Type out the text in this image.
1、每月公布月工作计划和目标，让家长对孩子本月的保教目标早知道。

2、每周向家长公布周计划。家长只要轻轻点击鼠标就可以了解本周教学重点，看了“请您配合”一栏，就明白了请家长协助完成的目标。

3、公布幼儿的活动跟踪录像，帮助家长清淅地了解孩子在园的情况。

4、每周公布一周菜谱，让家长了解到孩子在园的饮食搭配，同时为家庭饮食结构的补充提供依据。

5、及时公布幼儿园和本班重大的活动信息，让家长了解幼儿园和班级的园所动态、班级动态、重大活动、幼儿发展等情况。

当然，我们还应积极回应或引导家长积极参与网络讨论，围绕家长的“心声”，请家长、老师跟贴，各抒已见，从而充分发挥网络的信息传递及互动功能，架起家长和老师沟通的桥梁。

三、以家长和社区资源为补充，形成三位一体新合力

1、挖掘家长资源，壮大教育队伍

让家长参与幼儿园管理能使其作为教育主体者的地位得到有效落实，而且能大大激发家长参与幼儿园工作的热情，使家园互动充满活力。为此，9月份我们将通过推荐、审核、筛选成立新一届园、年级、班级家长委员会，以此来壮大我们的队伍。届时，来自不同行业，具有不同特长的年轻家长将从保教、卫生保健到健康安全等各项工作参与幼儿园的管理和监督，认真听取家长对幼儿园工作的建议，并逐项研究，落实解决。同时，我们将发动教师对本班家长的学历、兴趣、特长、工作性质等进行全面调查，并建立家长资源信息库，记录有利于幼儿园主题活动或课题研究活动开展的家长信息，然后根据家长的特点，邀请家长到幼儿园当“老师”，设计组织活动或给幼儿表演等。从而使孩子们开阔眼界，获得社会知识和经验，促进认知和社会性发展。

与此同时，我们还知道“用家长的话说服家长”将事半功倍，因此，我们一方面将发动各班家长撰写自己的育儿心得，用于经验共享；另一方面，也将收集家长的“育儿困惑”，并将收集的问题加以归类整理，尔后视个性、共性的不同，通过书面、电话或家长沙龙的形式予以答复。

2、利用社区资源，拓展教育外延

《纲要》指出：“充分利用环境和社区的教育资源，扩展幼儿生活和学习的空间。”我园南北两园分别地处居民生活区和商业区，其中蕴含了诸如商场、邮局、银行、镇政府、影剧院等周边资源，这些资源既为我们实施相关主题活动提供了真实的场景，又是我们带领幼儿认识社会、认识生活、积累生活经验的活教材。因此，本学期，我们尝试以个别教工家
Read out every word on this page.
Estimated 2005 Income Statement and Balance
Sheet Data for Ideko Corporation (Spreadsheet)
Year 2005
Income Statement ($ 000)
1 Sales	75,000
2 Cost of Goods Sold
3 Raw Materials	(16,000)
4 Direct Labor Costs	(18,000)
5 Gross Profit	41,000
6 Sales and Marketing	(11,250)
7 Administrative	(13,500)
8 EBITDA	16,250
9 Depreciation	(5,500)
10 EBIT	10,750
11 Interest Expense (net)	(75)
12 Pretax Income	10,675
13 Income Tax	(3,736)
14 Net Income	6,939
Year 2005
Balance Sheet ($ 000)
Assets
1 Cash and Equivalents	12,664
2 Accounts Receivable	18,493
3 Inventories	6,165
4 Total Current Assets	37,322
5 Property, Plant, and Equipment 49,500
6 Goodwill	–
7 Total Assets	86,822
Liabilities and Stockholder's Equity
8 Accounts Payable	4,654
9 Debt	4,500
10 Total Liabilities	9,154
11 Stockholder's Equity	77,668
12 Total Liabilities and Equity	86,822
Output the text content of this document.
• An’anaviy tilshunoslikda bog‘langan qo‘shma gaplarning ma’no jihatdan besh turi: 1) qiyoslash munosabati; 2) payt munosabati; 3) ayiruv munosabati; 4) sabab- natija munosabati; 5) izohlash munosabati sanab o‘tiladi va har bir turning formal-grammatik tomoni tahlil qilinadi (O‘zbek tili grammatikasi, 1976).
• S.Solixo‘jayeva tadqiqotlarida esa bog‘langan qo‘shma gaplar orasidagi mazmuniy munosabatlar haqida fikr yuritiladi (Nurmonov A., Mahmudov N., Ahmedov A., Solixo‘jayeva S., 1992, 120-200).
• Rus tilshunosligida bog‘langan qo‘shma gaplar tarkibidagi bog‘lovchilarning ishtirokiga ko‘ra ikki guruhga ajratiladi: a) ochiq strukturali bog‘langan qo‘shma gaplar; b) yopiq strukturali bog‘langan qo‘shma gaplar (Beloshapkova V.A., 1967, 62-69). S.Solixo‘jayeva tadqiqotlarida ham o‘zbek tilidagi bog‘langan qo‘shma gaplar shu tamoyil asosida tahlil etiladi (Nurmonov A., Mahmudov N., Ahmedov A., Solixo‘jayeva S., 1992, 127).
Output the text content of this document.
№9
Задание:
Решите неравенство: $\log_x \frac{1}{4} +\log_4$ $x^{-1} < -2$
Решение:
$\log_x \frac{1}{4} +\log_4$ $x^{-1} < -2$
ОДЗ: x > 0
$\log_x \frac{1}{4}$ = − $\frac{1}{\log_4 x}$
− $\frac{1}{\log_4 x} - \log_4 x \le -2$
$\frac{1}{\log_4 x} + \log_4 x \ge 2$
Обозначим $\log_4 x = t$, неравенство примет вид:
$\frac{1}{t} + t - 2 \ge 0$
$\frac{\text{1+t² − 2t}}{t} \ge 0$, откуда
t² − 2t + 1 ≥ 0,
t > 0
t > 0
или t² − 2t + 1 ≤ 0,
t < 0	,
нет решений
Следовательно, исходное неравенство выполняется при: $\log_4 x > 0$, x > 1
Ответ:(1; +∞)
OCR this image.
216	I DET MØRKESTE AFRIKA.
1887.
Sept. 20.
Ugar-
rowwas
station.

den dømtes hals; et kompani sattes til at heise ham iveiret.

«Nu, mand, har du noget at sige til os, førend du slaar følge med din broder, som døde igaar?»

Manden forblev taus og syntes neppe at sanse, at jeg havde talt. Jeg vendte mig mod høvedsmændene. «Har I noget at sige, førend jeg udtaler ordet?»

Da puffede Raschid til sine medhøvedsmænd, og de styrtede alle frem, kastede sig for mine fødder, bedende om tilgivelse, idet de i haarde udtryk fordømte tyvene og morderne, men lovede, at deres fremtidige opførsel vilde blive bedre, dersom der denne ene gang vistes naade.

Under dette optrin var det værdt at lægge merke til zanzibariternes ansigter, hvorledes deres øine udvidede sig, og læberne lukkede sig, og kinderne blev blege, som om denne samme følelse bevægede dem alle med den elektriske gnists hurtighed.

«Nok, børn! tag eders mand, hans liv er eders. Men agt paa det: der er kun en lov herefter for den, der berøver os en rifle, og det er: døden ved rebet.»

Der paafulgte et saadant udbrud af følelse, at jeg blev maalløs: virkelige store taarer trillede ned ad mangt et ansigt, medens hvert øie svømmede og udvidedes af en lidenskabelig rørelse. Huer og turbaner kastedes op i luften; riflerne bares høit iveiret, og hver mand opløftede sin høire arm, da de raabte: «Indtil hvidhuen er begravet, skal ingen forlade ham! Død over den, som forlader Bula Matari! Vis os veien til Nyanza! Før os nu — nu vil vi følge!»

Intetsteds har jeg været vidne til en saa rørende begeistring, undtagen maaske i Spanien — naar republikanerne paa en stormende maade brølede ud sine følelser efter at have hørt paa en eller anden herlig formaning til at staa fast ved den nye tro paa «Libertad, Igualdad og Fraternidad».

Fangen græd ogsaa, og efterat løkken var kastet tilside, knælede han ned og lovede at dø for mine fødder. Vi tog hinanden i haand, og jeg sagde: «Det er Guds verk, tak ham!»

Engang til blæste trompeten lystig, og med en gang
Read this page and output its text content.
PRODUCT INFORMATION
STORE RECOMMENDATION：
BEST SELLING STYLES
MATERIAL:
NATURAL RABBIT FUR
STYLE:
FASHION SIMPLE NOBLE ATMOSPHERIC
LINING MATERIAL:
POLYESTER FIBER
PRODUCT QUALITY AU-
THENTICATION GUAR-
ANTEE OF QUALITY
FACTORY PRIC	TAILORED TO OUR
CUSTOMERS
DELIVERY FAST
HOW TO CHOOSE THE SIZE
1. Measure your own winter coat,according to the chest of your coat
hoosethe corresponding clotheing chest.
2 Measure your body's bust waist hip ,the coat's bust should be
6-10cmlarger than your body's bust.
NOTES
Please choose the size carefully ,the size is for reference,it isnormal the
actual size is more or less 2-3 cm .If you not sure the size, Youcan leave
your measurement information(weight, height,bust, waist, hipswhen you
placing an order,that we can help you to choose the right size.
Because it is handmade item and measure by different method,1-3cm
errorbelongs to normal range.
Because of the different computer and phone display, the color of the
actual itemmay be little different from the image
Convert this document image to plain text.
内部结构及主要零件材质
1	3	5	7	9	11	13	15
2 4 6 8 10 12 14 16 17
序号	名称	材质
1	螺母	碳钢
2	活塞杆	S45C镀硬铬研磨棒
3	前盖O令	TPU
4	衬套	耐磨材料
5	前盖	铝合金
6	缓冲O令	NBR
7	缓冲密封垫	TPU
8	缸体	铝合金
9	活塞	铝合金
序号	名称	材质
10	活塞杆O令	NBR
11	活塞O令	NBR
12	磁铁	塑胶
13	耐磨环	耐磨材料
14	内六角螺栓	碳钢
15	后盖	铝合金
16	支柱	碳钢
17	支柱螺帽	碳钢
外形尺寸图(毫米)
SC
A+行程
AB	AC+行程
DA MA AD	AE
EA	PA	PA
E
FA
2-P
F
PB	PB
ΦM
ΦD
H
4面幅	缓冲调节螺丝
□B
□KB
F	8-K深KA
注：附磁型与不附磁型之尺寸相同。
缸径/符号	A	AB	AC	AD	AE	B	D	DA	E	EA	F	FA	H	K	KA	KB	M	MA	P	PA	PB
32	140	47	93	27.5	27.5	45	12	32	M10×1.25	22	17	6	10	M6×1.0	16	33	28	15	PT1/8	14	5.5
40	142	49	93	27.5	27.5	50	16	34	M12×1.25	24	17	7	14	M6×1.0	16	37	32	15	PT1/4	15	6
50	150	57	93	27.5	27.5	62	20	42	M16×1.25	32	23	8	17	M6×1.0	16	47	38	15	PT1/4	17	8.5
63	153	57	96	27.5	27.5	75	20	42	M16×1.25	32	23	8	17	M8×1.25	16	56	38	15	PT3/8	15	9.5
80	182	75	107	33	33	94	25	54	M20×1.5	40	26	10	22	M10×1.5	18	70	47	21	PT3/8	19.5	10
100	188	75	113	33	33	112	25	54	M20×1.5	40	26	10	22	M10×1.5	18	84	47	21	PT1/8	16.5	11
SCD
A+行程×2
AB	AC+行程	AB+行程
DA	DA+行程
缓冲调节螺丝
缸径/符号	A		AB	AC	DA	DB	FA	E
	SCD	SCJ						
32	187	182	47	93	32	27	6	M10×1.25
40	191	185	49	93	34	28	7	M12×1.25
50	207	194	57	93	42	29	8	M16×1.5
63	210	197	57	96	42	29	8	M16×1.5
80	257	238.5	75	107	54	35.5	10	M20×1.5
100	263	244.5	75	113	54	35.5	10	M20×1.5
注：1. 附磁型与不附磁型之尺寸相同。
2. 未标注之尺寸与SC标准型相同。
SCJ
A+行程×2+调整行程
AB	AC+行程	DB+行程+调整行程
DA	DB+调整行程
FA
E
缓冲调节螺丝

• • • •

*Task instructions*: Output a single number: how many lines contain the word "Stockholder".

*Solution*: 2